/---
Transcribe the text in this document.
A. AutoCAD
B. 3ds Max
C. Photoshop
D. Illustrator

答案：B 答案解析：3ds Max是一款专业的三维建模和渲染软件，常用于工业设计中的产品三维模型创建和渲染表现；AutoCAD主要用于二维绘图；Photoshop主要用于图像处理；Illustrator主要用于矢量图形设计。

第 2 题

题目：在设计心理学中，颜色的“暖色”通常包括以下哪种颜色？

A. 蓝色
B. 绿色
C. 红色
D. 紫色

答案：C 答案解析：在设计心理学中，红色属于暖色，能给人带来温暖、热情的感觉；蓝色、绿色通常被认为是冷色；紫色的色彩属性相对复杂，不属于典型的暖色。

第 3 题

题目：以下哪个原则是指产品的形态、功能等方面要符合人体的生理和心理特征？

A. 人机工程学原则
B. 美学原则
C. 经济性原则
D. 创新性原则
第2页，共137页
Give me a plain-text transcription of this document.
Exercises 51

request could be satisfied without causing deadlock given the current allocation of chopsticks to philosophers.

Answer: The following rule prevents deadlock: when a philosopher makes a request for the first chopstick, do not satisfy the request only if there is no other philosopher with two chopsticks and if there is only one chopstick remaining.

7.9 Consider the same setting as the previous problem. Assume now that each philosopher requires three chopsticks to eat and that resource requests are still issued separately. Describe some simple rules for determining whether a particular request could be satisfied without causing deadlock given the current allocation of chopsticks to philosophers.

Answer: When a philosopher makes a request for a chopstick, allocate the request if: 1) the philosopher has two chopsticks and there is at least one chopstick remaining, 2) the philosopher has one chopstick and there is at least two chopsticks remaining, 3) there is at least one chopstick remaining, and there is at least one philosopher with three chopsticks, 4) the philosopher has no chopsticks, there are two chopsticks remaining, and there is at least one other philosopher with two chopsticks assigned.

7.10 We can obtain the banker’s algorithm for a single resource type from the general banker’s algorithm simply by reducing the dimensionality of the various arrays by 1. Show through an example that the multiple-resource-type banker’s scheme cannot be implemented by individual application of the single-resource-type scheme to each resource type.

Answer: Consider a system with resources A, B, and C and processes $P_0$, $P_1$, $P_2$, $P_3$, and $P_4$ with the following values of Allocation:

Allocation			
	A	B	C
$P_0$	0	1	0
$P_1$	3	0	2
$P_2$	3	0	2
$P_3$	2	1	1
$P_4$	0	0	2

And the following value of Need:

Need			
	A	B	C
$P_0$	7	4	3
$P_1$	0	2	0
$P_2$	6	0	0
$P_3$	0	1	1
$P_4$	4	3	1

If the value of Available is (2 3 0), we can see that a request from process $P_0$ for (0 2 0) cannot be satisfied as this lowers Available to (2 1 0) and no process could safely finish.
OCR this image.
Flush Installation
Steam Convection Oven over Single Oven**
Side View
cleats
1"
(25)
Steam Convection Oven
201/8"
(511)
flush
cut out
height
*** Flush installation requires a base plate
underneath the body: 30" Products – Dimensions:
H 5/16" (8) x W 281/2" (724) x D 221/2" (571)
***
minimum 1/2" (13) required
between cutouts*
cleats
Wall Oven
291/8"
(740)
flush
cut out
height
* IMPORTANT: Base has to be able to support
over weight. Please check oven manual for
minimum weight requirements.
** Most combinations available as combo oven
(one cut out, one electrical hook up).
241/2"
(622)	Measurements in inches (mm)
\---
Task statement:
Filter the records for lines holding the string "this". Copy each one.

Solved exercise:
Transcribe the text in this document.
Give me a plain-text transcription of this document.
If the value of Available is (2 3 0), we can see that a request from process $P_0$ for (0 2 0) cannot be satisfied as this lowers Available to (2 1 0) and no process could safely finish.
OCR this image.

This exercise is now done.